Check each line of the records below and collect those holding "color".
[START OF Supplied material]
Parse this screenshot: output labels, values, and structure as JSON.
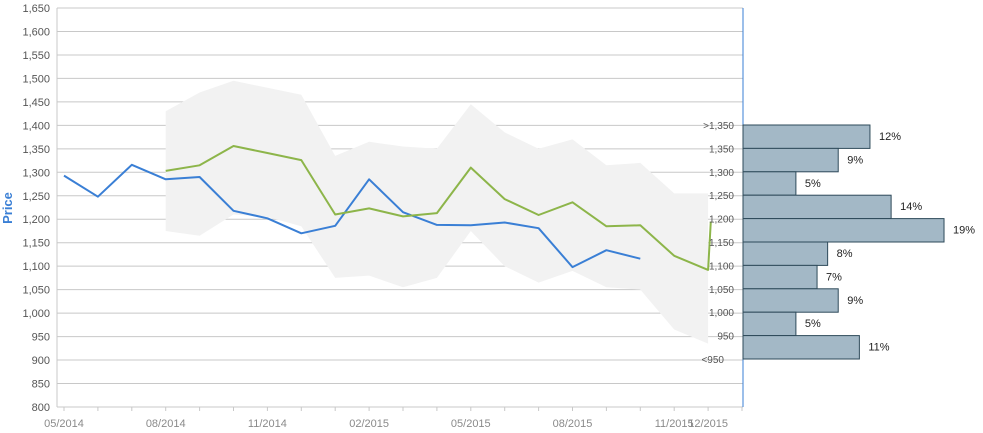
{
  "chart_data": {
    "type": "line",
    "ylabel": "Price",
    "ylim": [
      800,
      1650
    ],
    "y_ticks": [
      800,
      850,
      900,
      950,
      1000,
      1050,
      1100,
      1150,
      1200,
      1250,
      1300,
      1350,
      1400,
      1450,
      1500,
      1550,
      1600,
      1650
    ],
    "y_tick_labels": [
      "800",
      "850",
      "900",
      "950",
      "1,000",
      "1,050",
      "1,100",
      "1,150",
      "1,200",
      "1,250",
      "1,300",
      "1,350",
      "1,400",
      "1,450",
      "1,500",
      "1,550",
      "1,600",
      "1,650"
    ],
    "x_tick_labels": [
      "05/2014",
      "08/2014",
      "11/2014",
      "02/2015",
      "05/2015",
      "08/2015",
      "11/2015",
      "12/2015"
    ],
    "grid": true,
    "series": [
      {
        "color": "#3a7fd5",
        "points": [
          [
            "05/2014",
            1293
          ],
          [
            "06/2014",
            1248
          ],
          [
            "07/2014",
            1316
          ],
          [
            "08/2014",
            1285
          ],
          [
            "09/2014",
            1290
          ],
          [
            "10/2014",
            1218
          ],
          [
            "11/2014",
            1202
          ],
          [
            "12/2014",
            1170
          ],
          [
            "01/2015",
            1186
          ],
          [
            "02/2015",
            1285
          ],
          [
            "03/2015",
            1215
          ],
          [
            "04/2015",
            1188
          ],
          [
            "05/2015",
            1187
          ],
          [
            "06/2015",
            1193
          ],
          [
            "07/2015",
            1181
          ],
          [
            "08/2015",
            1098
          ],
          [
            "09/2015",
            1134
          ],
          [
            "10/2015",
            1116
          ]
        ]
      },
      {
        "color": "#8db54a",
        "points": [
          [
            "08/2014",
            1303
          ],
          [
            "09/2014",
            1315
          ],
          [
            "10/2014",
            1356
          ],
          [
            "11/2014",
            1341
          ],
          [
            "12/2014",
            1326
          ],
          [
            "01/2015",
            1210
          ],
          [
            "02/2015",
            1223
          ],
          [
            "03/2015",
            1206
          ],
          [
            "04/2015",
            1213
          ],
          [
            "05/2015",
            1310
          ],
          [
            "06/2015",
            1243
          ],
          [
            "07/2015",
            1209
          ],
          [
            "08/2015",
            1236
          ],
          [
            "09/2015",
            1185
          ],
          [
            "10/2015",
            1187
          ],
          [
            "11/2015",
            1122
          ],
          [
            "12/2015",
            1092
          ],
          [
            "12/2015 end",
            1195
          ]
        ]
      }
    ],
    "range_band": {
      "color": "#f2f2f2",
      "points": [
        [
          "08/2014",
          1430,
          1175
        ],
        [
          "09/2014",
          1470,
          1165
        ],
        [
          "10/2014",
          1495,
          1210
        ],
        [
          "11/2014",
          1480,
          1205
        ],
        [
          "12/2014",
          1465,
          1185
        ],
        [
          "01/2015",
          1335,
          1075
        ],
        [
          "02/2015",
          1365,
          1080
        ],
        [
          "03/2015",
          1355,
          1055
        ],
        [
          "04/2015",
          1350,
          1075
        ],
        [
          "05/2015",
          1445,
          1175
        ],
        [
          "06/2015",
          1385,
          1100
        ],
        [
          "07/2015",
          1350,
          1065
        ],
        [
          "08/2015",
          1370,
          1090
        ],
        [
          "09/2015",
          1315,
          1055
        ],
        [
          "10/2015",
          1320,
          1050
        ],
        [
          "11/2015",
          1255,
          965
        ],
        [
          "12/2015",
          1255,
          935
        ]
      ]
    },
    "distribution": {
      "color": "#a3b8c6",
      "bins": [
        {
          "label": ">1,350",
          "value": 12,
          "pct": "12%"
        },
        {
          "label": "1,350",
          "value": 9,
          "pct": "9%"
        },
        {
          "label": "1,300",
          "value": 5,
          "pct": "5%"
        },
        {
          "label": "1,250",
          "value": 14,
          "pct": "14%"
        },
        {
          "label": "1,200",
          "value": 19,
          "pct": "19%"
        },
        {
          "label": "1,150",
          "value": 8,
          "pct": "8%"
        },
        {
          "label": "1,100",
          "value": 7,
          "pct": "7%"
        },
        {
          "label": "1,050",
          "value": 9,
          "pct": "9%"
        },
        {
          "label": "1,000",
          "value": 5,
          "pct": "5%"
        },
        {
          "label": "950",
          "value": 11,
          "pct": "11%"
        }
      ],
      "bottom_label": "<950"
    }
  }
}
[END OF Supplied material]
### Expected answer
        "color": "#3a7fd5",
        "color": "#8db54a",
      "color": "#f2f2f2",
      "color": "#a3b8c6",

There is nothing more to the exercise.